STATED TASK: Repeat the material exactly, leaving nothing out.

Rows from a dataset

━━━━━━━━━━━━━━━━

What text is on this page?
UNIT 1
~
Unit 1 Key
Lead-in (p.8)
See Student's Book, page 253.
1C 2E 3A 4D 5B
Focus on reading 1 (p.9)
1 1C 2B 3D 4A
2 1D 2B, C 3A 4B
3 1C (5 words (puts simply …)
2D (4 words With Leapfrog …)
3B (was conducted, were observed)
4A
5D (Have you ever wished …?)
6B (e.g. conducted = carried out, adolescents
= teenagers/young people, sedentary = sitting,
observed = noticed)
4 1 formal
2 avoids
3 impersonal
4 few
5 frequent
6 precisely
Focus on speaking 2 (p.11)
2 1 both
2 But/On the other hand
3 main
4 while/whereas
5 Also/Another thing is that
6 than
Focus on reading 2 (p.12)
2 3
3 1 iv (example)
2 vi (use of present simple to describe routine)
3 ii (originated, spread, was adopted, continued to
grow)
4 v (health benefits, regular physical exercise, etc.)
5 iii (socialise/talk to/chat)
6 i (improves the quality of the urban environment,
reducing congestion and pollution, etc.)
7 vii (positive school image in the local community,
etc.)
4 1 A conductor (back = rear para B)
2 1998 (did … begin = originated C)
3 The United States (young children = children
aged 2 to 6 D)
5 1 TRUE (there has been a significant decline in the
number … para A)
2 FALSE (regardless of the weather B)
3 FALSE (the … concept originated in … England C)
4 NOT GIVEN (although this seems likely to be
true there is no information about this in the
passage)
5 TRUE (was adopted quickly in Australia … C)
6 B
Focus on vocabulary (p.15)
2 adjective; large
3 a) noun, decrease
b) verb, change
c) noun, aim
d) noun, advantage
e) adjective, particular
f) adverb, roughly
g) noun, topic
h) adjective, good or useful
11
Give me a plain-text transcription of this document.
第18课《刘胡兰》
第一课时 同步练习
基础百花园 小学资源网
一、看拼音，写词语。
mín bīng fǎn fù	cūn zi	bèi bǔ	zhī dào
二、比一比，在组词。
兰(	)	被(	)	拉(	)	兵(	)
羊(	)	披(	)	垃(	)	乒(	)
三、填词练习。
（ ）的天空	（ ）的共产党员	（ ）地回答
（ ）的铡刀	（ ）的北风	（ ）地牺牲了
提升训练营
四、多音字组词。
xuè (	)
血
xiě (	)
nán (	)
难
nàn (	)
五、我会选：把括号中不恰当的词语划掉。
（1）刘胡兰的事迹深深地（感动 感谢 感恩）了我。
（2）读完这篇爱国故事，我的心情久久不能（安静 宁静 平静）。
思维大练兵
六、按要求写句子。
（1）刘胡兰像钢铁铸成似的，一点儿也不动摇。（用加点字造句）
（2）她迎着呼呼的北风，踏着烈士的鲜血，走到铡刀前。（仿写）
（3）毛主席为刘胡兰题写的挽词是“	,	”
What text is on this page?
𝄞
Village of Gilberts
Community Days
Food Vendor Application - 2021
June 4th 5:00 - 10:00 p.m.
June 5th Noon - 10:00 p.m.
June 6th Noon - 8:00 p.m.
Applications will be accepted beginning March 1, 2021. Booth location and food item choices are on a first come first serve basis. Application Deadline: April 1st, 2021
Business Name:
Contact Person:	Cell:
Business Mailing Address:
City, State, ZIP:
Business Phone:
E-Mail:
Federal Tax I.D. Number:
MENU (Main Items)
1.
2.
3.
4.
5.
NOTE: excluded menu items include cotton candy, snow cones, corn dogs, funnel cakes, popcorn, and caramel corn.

━━━━━━━━━━━━━━━━

RESULT FOR THIS EXERCISE:
What text is on this page?
UNIT 1
~
Unit 1 Key
Lead-in (p.8)
See Student's Book, page 253.
1C 2E 3A 4D 5B
Focus on reading 1 (p.9)
1 1C 2B 3D 4A
2 1D 2B, C 3A 4B
3 1C (5 words (puts simply …)
2D (4 words With Leapfrog …)
3B (was conducted, were observed)
4A
5D (Have you ever wished …?)
6B (e.g. conducted = carried out, adolescents
= teenagers/young people, sedentary = sitting,
observed = noticed)
4 1 formal
2 avoids
3 impersonal
4 few
5 frequent
6 precisely
Focus on speaking 2 (p.11)
2 1 both
2 But/On the other hand
3 main
4 while/whereas
5 Also/Another thing is that
6 than
Focus on reading 2 (p.12)
2 3
3 1 iv (example)
2 vi (use of present simple to describe routine)
3 ii (originated, spread, was adopted, continued to
grow)
4 v (health benefits, regular physical exercise, etc.)
5 iii (socialise/talk to/chat)
6 i (improves the quality of the urban environment,
reducing congestion and pollution, etc.)
7 vii (positive school image in the local community,
etc.)
4 1 A conductor (back = rear para B)
2 1998 (did … begin = originated C)
3 The United States (young children = children
aged 2 to 6 D)
5 1 TRUE (there has been a significant decline in the
number … para A)
2 FALSE (regardless of the weather B)
3 FALSE (the … concept originated in … England C)
4 NOT GIVEN (although this seems likely to be
true there is no information about this in the
passage)
5 TRUE (was adopted quickly in Australia … C)
6 B
Focus on vocabulary (p.15)
2 adjective; large
3 a) noun, decrease
b) verb, change
c) noun, aim
d) noun, advantage
e) adjective, particular
f) adverb, roughly
g) noun, topic
h) adjective, good or useful
11
Give me a plain-text transcription of this document.
第18课《刘胡兰》
第一课时 同步练习
基础百花园 小学资源网
一、看拼音，写词语。
mín bīng fǎn fù	cūn zi	bèi bǔ	zhī dào
二、比一比，在组词。
兰(	)	被(	)	拉(	)	兵(	)
羊(	)	披(	)	垃(	)	乒(	)
三、填词练习。
（ ）的天空	（ ）的共产党员	（ ）地回答
（ ）的铡刀	（ ）的北风	（ ）地牺牲了
提升训练营
四、多音字组词。
xuè (	)
血
xiě (	)
nán (	)
难
nàn (	)
五、我会选：把括号中不恰当的词语划掉。
（1）刘胡兰的事迹深深地（感动 感谢 感恩）了我。
（2）读完这篇爱国故事，我的心情久久不能（安静 宁静 平静）。
思维大练兵
六、按要求写句子。
（1）刘胡兰像钢铁铸成似的，一点儿也不动摇。（用加点字造句）
（2）她迎着呼呼的北风，踏着烈士的鲜血，走到铡刀前。（仿写）
（3）毛主席为刘胡兰题写的挽词是“	,	”
What text is on this page?
𝄞
Village of Gilberts
Community Days
Food Vendor Application - 2021
June 4th 5:00 - 10:00 p.m.
June 5th Noon - 10:00 p.m.
June 6th Noon - 8:00 p.m.
Applications will be accepted beginning March 1, 2021. Booth location and food item choices are on a first come first serve basis. Application Deadline: April 1st, 2021
Business Name:
Contact Person:	Cell:
Business Mailing Address:
City, State, ZIP:
Business Phone:
E-Mail:
Federal Tax I.D. Number:
MENU (Main Items)
1.
2.
3.
4.
5.
NOTE: excluded menu items include cotton candy, snow cones, corn dogs, funnel cakes, popcorn, and caramel corn.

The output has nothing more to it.